▶ **Problem to work on**: Extract the full listing verbatim and drop any pictures from your copy.

Data extracted from a collection:
»»

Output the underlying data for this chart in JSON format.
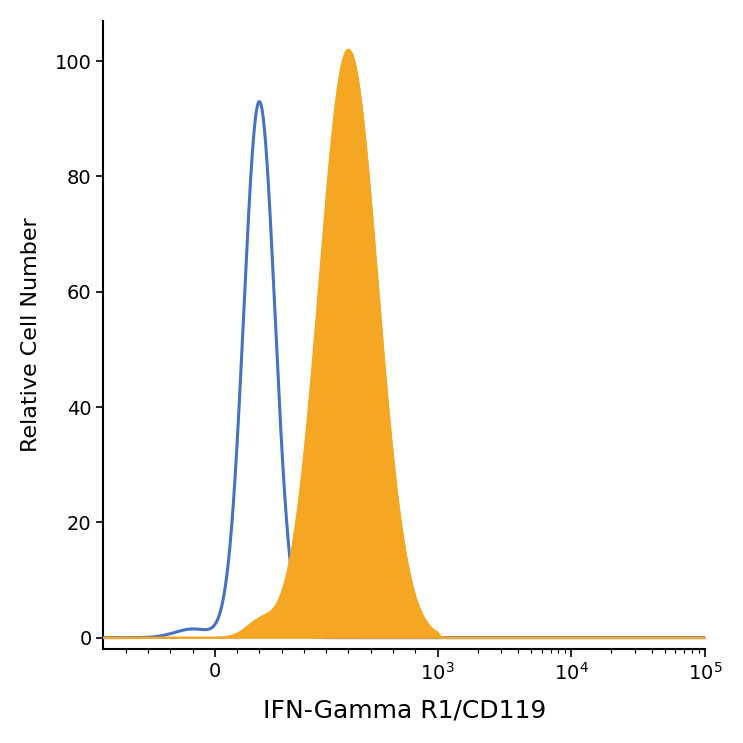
{
  "title": "",
  "xlabel": "IFN-Gamma R1/CD119",
  "ylabel": "Relative Cell Number",
  "ylim": [
    -2,
    107
  ],
  "yticks": [
    0,
    20,
    40,
    60,
    80,
    100
  ],
  "blue_color": "#4472C4",
  "orange_color": "#F5A623",
  "blue_linewidth": 2.2,
  "orange_linewidth": 1.5,
  "background_color": "#ffffff",
  "xlabel_fontsize": 18,
  "ylabel_fontsize": 16,
  "tick_fontsize": 14,
  "blue_mu": 200,
  "blue_sigma": 70,
  "blue_amp": 93,
  "orange_mu": 600,
  "orange_sigma": 130,
  "orange_amp": 102,
  "linthresh": 1000,
  "linscale": 1.5
}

««

▶ **Solution**:
Output the underlying data for this chart in JSON format.
{
  "title": "",
  "xlabel": "IFN-Gamma R1/CD119",
  "ylabel": "Relative Cell Number",
  "ylim": [
    -2,
    107
  ],
  "yticks": [
    0,
    20,
    40,
    60,
    80,
    100
  ],
  "blue_color": "#4472C4",
  "orange_color": "#F5A623",
  "blue_linewidth": 2.2,
  "orange_linewidth": 1.5,
  "background_color": "#ffffff",
  "xlabel_fontsize": 18,
  "ylabel_fontsize": 16,
  "tick_fontsize": 14,
  "blue_mu": 200,
  "blue_sigma": 70,
  "blue_amp": 93,
  "orange_mu": 600,
  "orange_sigma": 130,
  "orange_amp": 102,
  "linthresh": 1000,
  "linscale": 1.5
}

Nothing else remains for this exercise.